§ **Compiti da svolgere**
1. Rispondi alle domande sull'articolo su Bologna Città 30.
(a) Con quale ministro ha avuto un colloquio il sindaco di Bologna?
(b) In quale luogo il sindaco ha incontrato la stampa?
(c) Secondo il sindaco, le ordinanze sono ancora vigenti?
2. Riporta senza modifiche il tratto dell'articolo su Bologna Città 30 che va da "Bologna, quanto ha" fino a "a Palazzo D’Accursio.".

§ **Testo da leggere**

....

Bologna, quanto ha speso il sindaco rosso per la buffonata dei 30 rari? Una cifra allucinante, tra telecamere, apparecchiature e altre diavolerie

“Dal colloquio avuto oggi con il ministro dei Trasporti, Matteo Salvini, ho ricavato la convinzione che le precisazioni della direttiva sono coerenti con il percorso che stiamo facendo in città, quindi Bologna Città 30 prosegue e le ordinanze sono vigenti”. Lo ha annunciato il sindaco di Bologna, Matteo Lepore, incontrando la stampa a Palazzo D’Accursio.
“Penso che Bologna Città 30 possa proseguire e penso anche di aver spiegato al ministro che le incomprensioni di questi giorni sulla natura del provvedimento nascono probabilmente anche da visioni diverse della mobilità e della mobilità sostenibile ma che, nella sostanza, non motivano nessun passo indietro”, ha ribadito il primo cittadino del capoluogo dell’Emilia-Romagna.

....

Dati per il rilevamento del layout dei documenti
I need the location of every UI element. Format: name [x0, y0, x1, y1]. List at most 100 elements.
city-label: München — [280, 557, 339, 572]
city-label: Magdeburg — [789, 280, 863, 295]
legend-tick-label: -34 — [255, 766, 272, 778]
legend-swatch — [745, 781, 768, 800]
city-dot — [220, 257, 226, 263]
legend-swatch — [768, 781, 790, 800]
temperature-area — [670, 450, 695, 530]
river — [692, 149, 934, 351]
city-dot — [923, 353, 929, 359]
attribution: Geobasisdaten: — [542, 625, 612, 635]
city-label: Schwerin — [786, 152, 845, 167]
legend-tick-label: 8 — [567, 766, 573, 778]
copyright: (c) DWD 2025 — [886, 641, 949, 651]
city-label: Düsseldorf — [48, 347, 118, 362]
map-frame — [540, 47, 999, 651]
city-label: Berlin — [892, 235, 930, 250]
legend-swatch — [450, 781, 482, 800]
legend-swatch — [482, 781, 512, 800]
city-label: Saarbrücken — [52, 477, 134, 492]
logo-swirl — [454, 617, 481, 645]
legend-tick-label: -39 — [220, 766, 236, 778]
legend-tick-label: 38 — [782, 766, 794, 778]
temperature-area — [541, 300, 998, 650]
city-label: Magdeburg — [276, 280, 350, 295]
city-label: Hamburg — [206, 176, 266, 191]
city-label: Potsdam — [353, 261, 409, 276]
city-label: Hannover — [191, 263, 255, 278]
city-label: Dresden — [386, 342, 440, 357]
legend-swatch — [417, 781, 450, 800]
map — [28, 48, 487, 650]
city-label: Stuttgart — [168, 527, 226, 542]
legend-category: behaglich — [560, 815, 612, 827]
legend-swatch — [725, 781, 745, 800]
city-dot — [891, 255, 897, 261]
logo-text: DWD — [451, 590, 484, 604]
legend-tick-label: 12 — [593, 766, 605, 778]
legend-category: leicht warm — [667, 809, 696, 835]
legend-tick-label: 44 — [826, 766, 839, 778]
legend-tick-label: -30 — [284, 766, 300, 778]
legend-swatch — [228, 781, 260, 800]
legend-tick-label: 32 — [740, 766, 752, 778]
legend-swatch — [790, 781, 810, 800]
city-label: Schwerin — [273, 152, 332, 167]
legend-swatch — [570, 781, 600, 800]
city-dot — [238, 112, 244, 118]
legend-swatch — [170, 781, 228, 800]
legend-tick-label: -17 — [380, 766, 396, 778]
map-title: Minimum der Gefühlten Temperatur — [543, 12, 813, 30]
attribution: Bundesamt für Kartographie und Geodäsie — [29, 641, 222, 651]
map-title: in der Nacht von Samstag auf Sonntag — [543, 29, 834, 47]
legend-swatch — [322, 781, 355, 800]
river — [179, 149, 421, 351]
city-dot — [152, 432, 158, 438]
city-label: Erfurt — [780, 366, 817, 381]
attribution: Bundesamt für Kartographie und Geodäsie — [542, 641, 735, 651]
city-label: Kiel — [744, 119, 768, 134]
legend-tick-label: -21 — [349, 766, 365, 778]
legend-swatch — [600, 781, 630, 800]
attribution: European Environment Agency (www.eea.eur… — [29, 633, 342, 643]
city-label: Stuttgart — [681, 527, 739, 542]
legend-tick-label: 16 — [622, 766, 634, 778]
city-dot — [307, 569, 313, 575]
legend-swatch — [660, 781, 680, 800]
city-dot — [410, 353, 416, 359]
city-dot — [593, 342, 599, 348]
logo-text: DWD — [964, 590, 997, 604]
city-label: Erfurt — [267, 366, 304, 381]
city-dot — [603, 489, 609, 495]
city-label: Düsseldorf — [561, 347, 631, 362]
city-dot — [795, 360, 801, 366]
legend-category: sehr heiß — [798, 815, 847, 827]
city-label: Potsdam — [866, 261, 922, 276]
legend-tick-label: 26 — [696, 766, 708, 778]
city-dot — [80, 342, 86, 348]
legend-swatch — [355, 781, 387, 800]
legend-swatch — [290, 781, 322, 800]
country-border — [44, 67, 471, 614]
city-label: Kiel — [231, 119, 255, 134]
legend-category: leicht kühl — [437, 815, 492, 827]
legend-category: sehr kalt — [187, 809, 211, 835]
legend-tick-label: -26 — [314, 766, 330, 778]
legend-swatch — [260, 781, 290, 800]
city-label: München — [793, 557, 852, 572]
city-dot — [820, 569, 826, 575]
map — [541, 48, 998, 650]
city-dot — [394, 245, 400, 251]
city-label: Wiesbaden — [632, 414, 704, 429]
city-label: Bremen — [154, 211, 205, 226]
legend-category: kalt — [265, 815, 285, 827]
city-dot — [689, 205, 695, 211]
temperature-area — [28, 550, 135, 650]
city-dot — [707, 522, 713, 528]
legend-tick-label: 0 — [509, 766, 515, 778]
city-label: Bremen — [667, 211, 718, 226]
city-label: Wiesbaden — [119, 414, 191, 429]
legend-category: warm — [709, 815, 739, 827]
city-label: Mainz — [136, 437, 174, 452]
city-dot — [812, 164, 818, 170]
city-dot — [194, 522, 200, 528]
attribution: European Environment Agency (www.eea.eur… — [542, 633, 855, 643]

....

§ **Soluzioni**
1.
(a) Con il ministro dei Trasporti, Matteo Salvini.
(b) A Palazzo D'Accursio.
(c) Sì, le ordinanze sono vigenti.

2.
Bologna, quanto ha speso il sindaco rosso per la buffonata dei 30 rari? Una cifra allucinante, tra telecamere, apparecchiature e altre diavolerie

“Dal colloquio avuto oggi con il ministro dei Trasporti, Matteo Salvini, ho ricavato la convinzione che le precisazioni della direttiva sono coerenti con il percorso che stiamo facendo in città, quindi Bologna Città 30 prosegue e le ordinanze sono vigenti”. Lo ha annunciato il sindaco di Bologna, Matteo Lepore, incontrando la stampa a Palazzo D’Accursio.